(Entries taken from a collection)
========================================================================

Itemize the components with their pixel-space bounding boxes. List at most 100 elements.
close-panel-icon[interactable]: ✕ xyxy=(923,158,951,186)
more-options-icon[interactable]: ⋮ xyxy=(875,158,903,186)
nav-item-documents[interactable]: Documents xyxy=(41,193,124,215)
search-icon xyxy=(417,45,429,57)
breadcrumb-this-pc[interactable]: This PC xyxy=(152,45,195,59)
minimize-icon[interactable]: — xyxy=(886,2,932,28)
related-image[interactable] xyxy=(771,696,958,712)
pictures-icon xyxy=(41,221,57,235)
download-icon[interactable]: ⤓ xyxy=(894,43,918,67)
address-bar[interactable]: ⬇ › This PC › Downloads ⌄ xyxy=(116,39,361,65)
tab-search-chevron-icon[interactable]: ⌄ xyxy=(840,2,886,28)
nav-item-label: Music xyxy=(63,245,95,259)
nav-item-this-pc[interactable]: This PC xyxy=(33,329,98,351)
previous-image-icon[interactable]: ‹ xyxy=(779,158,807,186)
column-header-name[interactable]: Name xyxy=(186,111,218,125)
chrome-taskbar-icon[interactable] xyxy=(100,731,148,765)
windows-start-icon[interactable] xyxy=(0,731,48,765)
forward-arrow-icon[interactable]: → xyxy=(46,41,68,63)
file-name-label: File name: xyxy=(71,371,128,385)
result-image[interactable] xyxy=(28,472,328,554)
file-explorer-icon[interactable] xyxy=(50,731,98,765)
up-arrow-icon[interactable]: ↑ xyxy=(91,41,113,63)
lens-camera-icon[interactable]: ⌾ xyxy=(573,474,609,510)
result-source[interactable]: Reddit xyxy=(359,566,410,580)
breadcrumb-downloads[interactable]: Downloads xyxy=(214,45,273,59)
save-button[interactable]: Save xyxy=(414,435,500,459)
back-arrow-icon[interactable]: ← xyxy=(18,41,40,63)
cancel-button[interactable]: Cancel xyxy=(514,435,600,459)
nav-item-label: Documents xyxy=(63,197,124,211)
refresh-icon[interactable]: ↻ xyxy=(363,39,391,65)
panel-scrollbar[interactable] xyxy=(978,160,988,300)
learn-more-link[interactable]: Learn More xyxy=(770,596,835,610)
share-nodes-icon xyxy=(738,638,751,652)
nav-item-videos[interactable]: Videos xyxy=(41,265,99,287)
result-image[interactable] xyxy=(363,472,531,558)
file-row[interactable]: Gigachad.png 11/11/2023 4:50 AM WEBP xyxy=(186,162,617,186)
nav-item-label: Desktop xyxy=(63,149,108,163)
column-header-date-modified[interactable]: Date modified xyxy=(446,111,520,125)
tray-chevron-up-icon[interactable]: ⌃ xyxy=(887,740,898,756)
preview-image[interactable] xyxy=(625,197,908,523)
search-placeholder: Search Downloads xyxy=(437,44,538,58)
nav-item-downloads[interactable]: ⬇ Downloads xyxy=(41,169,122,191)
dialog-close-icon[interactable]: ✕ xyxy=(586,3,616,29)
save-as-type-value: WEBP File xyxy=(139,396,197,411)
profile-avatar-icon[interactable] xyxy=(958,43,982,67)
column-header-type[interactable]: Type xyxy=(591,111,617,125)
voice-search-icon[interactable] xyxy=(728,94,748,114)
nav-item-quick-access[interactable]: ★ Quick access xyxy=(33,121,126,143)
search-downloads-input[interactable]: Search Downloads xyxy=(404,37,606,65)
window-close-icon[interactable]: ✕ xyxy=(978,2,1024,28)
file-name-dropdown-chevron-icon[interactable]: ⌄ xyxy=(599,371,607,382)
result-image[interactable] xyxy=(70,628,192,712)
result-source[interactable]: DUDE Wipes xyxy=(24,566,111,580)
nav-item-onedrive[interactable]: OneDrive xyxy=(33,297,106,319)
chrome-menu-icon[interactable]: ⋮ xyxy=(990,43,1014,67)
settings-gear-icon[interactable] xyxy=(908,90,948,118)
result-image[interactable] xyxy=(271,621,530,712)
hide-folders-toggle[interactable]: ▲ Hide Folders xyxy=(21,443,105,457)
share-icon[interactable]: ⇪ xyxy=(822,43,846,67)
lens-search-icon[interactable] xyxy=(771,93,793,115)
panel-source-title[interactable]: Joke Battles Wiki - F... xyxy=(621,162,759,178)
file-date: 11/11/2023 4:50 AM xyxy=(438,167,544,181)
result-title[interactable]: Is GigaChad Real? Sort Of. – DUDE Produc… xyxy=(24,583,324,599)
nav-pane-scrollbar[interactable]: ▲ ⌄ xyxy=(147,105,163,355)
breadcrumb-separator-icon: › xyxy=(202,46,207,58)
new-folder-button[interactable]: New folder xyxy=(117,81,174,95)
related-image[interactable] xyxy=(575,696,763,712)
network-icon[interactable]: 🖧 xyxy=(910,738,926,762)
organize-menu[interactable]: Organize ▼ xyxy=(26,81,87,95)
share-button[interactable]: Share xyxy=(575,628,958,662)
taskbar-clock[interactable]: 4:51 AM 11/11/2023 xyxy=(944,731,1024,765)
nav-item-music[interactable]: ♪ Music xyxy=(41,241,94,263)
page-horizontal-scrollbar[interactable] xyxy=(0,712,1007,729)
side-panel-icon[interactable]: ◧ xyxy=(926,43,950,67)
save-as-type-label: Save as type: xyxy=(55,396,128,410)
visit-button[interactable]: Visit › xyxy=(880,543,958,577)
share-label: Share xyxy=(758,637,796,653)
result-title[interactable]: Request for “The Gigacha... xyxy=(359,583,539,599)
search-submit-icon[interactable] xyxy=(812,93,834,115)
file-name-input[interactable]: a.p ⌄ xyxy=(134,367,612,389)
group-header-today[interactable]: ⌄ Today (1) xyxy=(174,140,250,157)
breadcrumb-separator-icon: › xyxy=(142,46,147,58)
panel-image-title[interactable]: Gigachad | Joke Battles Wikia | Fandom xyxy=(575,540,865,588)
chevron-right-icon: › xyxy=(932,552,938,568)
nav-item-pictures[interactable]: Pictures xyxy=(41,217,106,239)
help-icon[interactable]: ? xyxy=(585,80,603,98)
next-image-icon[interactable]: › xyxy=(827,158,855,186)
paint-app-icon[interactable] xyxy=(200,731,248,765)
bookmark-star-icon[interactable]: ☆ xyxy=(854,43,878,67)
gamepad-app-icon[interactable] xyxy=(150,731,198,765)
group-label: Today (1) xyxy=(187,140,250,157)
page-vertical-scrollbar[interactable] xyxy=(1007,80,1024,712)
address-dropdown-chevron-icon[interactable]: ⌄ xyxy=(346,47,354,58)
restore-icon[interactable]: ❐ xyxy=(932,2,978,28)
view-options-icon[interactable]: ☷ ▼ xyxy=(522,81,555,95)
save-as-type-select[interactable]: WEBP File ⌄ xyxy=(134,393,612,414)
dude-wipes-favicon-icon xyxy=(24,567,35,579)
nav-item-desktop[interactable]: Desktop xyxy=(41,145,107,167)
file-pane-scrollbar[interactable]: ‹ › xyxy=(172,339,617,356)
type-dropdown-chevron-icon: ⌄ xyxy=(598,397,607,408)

========================================================================

**WHAT TO WORK ON**
Duplicate all of the items above line for line, with no changes.

**RESULT OF THE EXERCISE**
Itemize the components with their pixel-space bounding boxes. List at most 100 elements.
close-panel-icon[interactable]: ✕ xyxy=(923,158,951,186)
more-options-icon[interactable]: ⋮ xyxy=(875,158,903,186)
nav-item-documents[interactable]: Documents xyxy=(41,193,124,215)
search-icon xyxy=(417,45,429,57)
breadcrumb-this-pc[interactable]: This PC xyxy=(152,45,195,59)
minimize-icon[interactable]: — xyxy=(886,2,932,28)
related-image[interactable] xyxy=(771,696,958,712)
pictures-icon xyxy=(41,221,57,235)
download-icon[interactable]: ⤓ xyxy=(894,43,918,67)
address-bar[interactable]: ⬇ › This PC › Downloads ⌄ xyxy=(116,39,361,65)
tab-search-chevron-icon[interactable]: ⌄ xyxy=(840,2,886,28)
nav-item-label: Music xyxy=(63,245,95,259)
nav-item-this-pc[interactable]: This PC xyxy=(33,329,98,351)
previous-image-icon[interactable]: ‹ xyxy=(779,158,807,186)
column-header-name[interactable]: Name xyxy=(186,111,218,125)
chrome-taskbar-icon[interactable] xyxy=(100,731,148,765)
windows-start-icon[interactable] xyxy=(0,731,48,765)
forward-arrow-icon[interactable]: → xyxy=(46,41,68,63)
file-name-label: File name: xyxy=(71,371,128,385)
result-image[interactable] xyxy=(28,472,328,554)
file-explorer-icon[interactable] xyxy=(50,731,98,765)
up-arrow-icon[interactable]: ↑ xyxy=(91,41,113,63)
lens-camera-icon[interactable]: ⌾ xyxy=(573,474,609,510)
result-source[interactable]: Reddit xyxy=(359,566,410,580)
breadcrumb-downloads[interactable]: Downloads xyxy=(214,45,273,59)
save-button[interactable]: Save xyxy=(414,435,500,459)
back-arrow-icon[interactable]: ← xyxy=(18,41,40,63)
cancel-button[interactable]: Cancel xyxy=(514,435,600,459)
nav-item-label: Documents xyxy=(63,197,124,211)
refresh-icon[interactable]: ↻ xyxy=(363,39,391,65)
panel-scrollbar[interactable] xyxy=(978,160,988,300)
learn-more-link[interactable]: Learn More xyxy=(770,596,835,610)
share-nodes-icon xyxy=(738,638,751,652)
nav-item-videos[interactable]: Videos xyxy=(41,265,99,287)
result-image[interactable] xyxy=(363,472,531,558)
file-row[interactable]: Gigachad.png 11/11/2023 4:50 AM WEBP xyxy=(186,162,617,186)
nav-item-label: Desktop xyxy=(63,149,108,163)
column-header-date-modified[interactable]: Date modified xyxy=(446,111,520,125)
tray-chevron-up-icon[interactable]: ⌃ xyxy=(887,740,898,756)
preview-image[interactable] xyxy=(625,197,908,523)
search-placeholder: Search Downloads xyxy=(437,44,538,58)
nav-item-downloads[interactable]: ⬇ Downloads xyxy=(41,169,122,191)
dialog-close-icon[interactable]: ✕ xyxy=(586,3,616,29)
save-as-type-value: WEBP File xyxy=(139,396,197,411)
profile-avatar-icon[interactable] xyxy=(958,43,982,67)
column-header-type[interactable]: Type xyxy=(591,111,617,125)
voice-search-icon[interactable] xyxy=(728,94,748,114)
nav-item-quick-access[interactable]: ★ Quick access xyxy=(33,121,126,143)
search-downloads-input[interactable]: Search Downloads xyxy=(404,37,606,65)
window-close-icon[interactable]: ✕ xyxy=(978,2,1024,28)
file-name-dropdown-chevron-icon[interactable]: ⌄ xyxy=(599,371,607,382)
result-image[interactable] xyxy=(70,628,192,712)
result-source[interactable]: DUDE Wipes xyxy=(24,566,111,580)
nav-item-onedrive[interactable]: OneDrive xyxy=(33,297,106,319)
chrome-menu-icon[interactable]: ⋮ xyxy=(990,43,1014,67)
settings-gear-icon[interactable] xyxy=(908,90,948,118)
result-image[interactable] xyxy=(271,621,530,712)
hide-folders-toggle[interactable]: ▲ Hide Folders xyxy=(21,443,105,457)
share-icon[interactable]: ⇪ xyxy=(822,43,846,67)
lens-search-icon[interactable] xyxy=(771,93,793,115)
panel-source-title[interactable]: Joke Battles Wiki - F... xyxy=(621,162,759,178)
file-date: 11/11/2023 4:50 AM xyxy=(438,167,544,181)
result-title[interactable]: Is GigaChad Real? Sort Of. – DUDE Produc… xyxy=(24,583,324,599)
nav-pane-scrollbar[interactable]: ▲ ⌄ xyxy=(147,105,163,355)
breadcrumb-separator-icon: › xyxy=(202,46,207,58)
new-folder-button[interactable]: New folder xyxy=(117,81,174,95)
related-image[interactable] xyxy=(575,696,763,712)
network-icon[interactable]: 🖧 xyxy=(910,738,926,762)
organize-menu[interactable]: Organize ▼ xyxy=(26,81,87,95)
share-button[interactable]: Share xyxy=(575,628,958,662)
taskbar-clock[interactable]: 4:51 AM 11/11/2023 xyxy=(944,731,1024,765)
nav-item-music[interactable]: ♪ Music xyxy=(41,241,94,263)
page-horizontal-scrollbar[interactable] xyxy=(0,712,1007,729)
side-panel-icon[interactable]: ◧ xyxy=(926,43,950,67)
save-as-type-label: Save as type: xyxy=(55,396,128,410)
visit-button[interactable]: Visit › xyxy=(880,543,958,577)
share-label: Share xyxy=(758,637,796,653)
result-title[interactable]: Request for “The Gigacha... xyxy=(359,583,539,599)
search-submit-icon[interactable] xyxy=(812,93,834,115)
file-name-input[interactable]: a.p ⌄ xyxy=(134,367,612,389)
group-header-today[interactable]: ⌄ Today (1) xyxy=(174,140,250,157)
breadcrumb-separator-icon: › xyxy=(142,46,147,58)
panel-image-title[interactable]: Gigachad | Joke Battles Wikia | Fandom xyxy=(575,540,865,588)
chevron-right-icon: › xyxy=(932,552,938,568)
nav-item-pictures[interactable]: Pictures xyxy=(41,217,106,239)
help-icon[interactable]: ? xyxy=(585,80,603,98)
next-image-icon[interactable]: › xyxy=(827,158,855,186)
paint-app-icon[interactable] xyxy=(200,731,248,765)
bookmark-star-icon[interactable]: ☆ xyxy=(854,43,878,67)
gamepad-app-icon[interactable] xyxy=(150,731,198,765)
group-label: Today (1) xyxy=(187,140,250,157)
page-vertical-scrollbar[interactable] xyxy=(1007,80,1024,712)
address-dropdown-chevron-icon[interactable]: ⌄ xyxy=(346,47,354,58)
restore-icon[interactable]: ❐ xyxy=(932,2,978,28)
view-options-icon[interactable]: ☷ ▼ xyxy=(522,81,555,95)
save-as-type-select[interactable]: WEBP File ⌄ xyxy=(134,393,612,414)
dude-wipes-favicon-icon xyxy=(24,567,35,579)
nav-item-desktop[interactable]: Desktop xyxy=(41,145,107,167)
file-pane-scrollbar[interactable]: ‹ › xyxy=(172,339,617,356)
type-dropdown-chevron-icon: ⌄ xyxy=(598,397,607,408)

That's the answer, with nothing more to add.